WHAT YOU SHOULD DO
Rewrite the items below so that each "redaction-mark" becomes "masked-region", leaving all other text unchanged.

MATERIAL SUPPLIED

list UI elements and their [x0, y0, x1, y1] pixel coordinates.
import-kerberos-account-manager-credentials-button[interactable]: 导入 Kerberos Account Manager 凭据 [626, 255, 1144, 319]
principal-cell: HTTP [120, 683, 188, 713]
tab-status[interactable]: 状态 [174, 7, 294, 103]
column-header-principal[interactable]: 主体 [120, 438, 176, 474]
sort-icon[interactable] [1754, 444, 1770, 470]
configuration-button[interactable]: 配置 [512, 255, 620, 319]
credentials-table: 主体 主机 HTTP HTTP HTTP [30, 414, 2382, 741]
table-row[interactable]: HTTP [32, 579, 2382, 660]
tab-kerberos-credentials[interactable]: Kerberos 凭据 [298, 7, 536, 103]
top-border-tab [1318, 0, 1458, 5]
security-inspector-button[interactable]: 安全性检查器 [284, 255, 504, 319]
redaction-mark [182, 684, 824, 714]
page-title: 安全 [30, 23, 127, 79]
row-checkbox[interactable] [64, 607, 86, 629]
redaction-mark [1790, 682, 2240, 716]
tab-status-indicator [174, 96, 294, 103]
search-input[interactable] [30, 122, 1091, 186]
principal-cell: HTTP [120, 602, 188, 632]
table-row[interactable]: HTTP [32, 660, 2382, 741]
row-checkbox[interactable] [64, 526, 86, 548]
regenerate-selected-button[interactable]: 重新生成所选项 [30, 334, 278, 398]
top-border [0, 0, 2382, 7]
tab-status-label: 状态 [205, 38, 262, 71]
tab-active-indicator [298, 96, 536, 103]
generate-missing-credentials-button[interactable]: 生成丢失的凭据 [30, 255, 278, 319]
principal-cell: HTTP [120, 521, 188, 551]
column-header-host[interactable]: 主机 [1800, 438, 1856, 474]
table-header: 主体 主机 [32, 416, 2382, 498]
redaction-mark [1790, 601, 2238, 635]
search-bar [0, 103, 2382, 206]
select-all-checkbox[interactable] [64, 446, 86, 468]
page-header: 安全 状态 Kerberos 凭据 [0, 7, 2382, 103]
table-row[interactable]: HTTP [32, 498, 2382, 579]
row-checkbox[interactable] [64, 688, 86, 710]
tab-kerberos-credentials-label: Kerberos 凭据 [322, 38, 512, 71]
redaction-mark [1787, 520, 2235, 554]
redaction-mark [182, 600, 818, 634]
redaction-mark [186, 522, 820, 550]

ANSWER TO THIS EXERCISE
list UI elements and their [x0, y0, x1, y1] pixel coordinates.
import-kerberos-account-manager-credentials-button[interactable]: 导入 Kerberos Account Manager 凭据 [626, 255, 1144, 319]
principal-cell: HTTP [120, 683, 188, 713]
tab-status[interactable]: 状态 [174, 7, 294, 103]
column-header-principal[interactable]: 主体 [120, 438, 176, 474]
sort-icon[interactable] [1754, 444, 1770, 470]
configuration-button[interactable]: 配置 [512, 255, 620, 319]
credentials-table: 主体 主机 HTTP HTTP HTTP [30, 414, 2382, 741]
table-row[interactable]: HTTP [32, 579, 2382, 660]
tab-kerberos-credentials[interactable]: Kerberos 凭据 [298, 7, 536, 103]
top-border-tab [1318, 0, 1458, 5]
security-inspector-button[interactable]: 安全性检查器 [284, 255, 504, 319]
masked-region [182, 684, 824, 714]
page-title: 安全 [30, 23, 127, 79]
row-checkbox[interactable] [64, 607, 86, 629]
masked-region [1790, 682, 2240, 716]
tab-status-indicator [174, 96, 294, 103]
search-input[interactable] [30, 122, 1091, 186]
principal-cell: HTTP [120, 602, 188, 632]
table-row[interactable]: HTTP [32, 660, 2382, 741]
row-checkbox[interactable] [64, 526, 86, 548]
regenerate-selected-button[interactable]: 重新生成所选项 [30, 334, 278, 398]
top-border [0, 0, 2382, 7]
tab-status-label: 状态 [205, 38, 262, 71]
tab-active-indicator [298, 96, 536, 103]
generate-missing-credentials-button[interactable]: 生成丢失的凭据 [30, 255, 278, 319]
principal-cell: HTTP [120, 521, 188, 551]
column-header-host[interactable]: 主机 [1800, 438, 1856, 474]
table-header: 主体 主机 [32, 416, 2382, 498]
masked-region [1790, 601, 2238, 635]
search-bar [0, 103, 2382, 206]
select-all-checkbox[interactable] [64, 446, 86, 468]
page-header: 安全 状态 Kerberos 凭据 [0, 7, 2382, 103]
table-row[interactable]: HTTP [32, 498, 2382, 579]
row-checkbox[interactable] [64, 688, 86, 710]
tab-kerberos-credentials-label: Kerberos 凭据 [322, 38, 512, 71]
masked-region [1787, 520, 2235, 554]
masked-region [182, 600, 818, 634]
masked-region [186, 522, 820, 550]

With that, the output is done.